**Work to do:**
Copy each line containing the word "title" from the records that follow, please.

## START

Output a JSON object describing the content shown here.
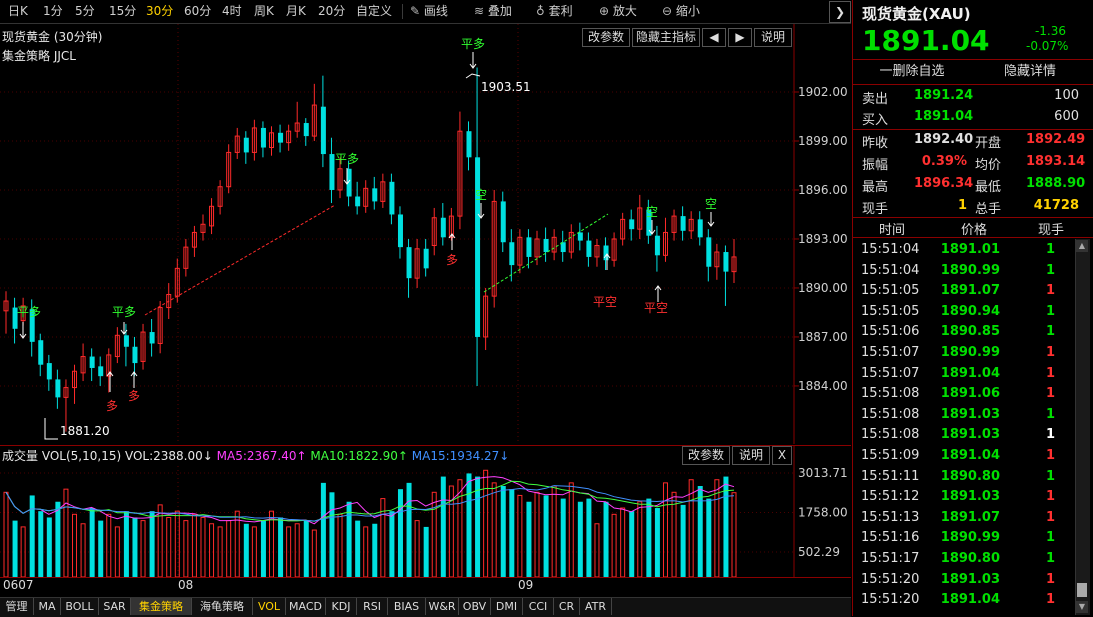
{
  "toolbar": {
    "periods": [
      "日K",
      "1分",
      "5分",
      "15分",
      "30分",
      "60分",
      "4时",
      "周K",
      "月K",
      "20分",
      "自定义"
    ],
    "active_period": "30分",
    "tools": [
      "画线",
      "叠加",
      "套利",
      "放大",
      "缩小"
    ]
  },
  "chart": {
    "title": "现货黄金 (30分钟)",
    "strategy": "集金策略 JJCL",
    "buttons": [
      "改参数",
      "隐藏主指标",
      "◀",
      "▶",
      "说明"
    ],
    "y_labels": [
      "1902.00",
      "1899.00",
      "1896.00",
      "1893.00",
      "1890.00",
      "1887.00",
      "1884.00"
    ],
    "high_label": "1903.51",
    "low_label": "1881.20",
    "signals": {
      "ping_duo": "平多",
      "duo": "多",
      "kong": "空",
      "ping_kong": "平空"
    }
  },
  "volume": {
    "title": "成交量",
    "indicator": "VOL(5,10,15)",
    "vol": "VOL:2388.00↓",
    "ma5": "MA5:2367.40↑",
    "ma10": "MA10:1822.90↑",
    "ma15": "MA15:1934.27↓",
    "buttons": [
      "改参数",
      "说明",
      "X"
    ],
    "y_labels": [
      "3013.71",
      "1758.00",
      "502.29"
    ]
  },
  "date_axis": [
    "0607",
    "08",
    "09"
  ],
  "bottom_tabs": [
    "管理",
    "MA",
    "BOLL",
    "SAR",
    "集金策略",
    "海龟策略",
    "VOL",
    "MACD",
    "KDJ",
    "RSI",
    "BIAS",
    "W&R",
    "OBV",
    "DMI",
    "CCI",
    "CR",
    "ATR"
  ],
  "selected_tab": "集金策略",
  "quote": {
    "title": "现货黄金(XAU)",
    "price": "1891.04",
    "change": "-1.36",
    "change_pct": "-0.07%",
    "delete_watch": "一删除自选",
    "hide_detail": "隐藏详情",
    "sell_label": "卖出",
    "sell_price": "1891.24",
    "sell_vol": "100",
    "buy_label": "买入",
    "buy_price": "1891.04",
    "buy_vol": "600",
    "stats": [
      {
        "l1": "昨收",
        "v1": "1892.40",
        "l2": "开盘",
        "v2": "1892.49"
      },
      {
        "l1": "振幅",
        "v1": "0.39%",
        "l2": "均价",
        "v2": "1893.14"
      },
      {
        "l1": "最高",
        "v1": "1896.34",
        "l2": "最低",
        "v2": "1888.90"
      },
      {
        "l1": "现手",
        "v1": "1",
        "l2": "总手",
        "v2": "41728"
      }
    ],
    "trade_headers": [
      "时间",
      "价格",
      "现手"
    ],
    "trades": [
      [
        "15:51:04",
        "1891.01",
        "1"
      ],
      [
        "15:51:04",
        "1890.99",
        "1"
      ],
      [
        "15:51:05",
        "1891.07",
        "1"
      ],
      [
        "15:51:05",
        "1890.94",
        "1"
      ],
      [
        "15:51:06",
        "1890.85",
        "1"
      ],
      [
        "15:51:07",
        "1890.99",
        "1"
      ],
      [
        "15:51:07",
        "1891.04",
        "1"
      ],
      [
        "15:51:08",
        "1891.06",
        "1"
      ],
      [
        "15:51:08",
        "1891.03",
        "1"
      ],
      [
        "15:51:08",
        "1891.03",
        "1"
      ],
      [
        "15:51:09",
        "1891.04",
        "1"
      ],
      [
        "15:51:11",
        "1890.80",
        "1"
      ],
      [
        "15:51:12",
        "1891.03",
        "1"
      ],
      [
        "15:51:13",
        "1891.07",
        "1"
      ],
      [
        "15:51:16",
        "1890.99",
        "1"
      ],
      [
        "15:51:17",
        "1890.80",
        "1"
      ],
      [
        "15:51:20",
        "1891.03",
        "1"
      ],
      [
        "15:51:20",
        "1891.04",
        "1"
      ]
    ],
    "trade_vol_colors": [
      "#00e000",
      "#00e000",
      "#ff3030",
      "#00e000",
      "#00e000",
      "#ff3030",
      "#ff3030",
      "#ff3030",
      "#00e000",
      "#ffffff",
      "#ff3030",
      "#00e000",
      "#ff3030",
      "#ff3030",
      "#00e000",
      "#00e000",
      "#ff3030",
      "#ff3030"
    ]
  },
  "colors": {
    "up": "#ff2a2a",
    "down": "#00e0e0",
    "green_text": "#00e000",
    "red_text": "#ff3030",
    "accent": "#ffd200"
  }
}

## END

**Task output:**
    "title": "现货黄金 (30分钟)",
    "title": "成交量",
    "title": "现货黄金(XAU)",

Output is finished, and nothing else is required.